§ Task statement
Every entry that follows should be reproduced exactly.

§ Material

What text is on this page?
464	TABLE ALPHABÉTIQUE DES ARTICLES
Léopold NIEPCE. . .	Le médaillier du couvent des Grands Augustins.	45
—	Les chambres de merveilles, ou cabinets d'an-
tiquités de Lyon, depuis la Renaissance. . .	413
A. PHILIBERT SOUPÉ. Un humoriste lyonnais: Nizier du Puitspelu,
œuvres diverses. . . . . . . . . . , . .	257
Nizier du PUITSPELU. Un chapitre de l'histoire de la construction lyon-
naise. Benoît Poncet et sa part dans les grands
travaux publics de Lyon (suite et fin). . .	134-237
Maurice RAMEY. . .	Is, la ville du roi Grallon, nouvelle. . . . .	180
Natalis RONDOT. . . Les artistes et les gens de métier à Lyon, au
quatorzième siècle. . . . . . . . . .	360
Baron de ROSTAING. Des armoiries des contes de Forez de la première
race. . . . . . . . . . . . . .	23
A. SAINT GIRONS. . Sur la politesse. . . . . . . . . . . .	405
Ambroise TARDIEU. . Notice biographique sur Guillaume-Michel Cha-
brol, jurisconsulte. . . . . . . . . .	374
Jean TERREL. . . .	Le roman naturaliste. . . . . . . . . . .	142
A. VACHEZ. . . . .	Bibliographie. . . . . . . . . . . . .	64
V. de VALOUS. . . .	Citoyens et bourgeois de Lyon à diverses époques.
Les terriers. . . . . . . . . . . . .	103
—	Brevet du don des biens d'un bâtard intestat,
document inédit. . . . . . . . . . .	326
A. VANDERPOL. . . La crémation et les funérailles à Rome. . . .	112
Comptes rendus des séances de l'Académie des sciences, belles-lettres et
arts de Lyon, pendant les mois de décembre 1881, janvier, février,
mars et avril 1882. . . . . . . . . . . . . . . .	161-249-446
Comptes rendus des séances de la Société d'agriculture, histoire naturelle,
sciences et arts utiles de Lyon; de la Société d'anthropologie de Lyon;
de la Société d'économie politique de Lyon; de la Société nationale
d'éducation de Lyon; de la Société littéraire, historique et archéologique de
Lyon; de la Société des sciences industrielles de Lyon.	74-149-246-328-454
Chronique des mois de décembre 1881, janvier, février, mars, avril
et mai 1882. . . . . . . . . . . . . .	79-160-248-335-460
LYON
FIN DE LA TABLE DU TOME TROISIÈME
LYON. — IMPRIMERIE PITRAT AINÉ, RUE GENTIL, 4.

§ Output
What text is on this page?
464	TABLE ALPHABÉTIQUE DES ARTICLES
Léopold NIEPCE. . .	Le médaillier du couvent des Grands Augustins.	45
—	Les chambres de merveilles, ou cabinets d'an-
tiquités de Lyon, depuis la Renaissance. . .	413
A. PHILIBERT SOUPÉ. Un humoriste lyonnais: Nizier du Puitspelu,
œuvres diverses. . . . . . . . . . , . .	257
Nizier du PUITSPELU. Un chapitre de l'histoire de la construction lyon-
naise. Benoît Poncet et sa part dans les grands
travaux publics de Lyon (suite et fin). . .	134-237
Maurice RAMEY. . .	Is, la ville du roi Grallon, nouvelle. . . . .	180
Natalis RONDOT. . . Les artistes et les gens de métier à Lyon, au
quatorzième siècle. . . . . . . . . .	360
Baron de ROSTAING. Des armoiries des contes de Forez de la première
race. . . . . . . . . . . . . .	23
A. SAINT GIRONS. . Sur la politesse. . . . . . . . . . . .	405
Ambroise TARDIEU. . Notice biographique sur Guillaume-Michel Cha-
brol, jurisconsulte. . . . . . . . . .	374
Jean TERREL. . . .	Le roman naturaliste. . . . . . . . . . .	142
A. VACHEZ. . . . .	Bibliographie. . . . . . . . . . . . .	64
V. de VALOUS. . . .	Citoyens et bourgeois de Lyon à diverses époques.
Les terriers. . . . . . . . . . . . .	103
—	Brevet du don des biens d'un bâtard intestat,
document inédit. . . . . . . . . . .	326
A. VANDERPOL. . . La crémation et les funérailles à Rome. . . .	112
Comptes rendus des séances de l'Académie des sciences, belles-lettres et
arts de Lyon, pendant les mois de décembre 1881, janvier, février,
mars et avril 1882. . . . . . . . . . . . . . . .	161-249-446
Comptes rendus des séances de la Société d'agriculture, histoire naturelle,
sciences et arts utiles de Lyon; de la Société d'anthropologie de Lyon;
de la Société d'économie politique de Lyon; de la Société nationale
d'éducation de Lyon; de la Société littéraire, historique et archéologique de
Lyon; de la Société des sciences industrielles de Lyon.	74-149-246-328-454
Chronique des mois de décembre 1881, janvier, février, mars, avril
et mai 1882. . . . . . . . . . . . . .	79-160-248-335-460
LYON
FIN DE LA TABLE DU TOME TROISIÈME
LYON. — IMPRIMERIE PITRAT AINÉ, RUE GENTIL, 4.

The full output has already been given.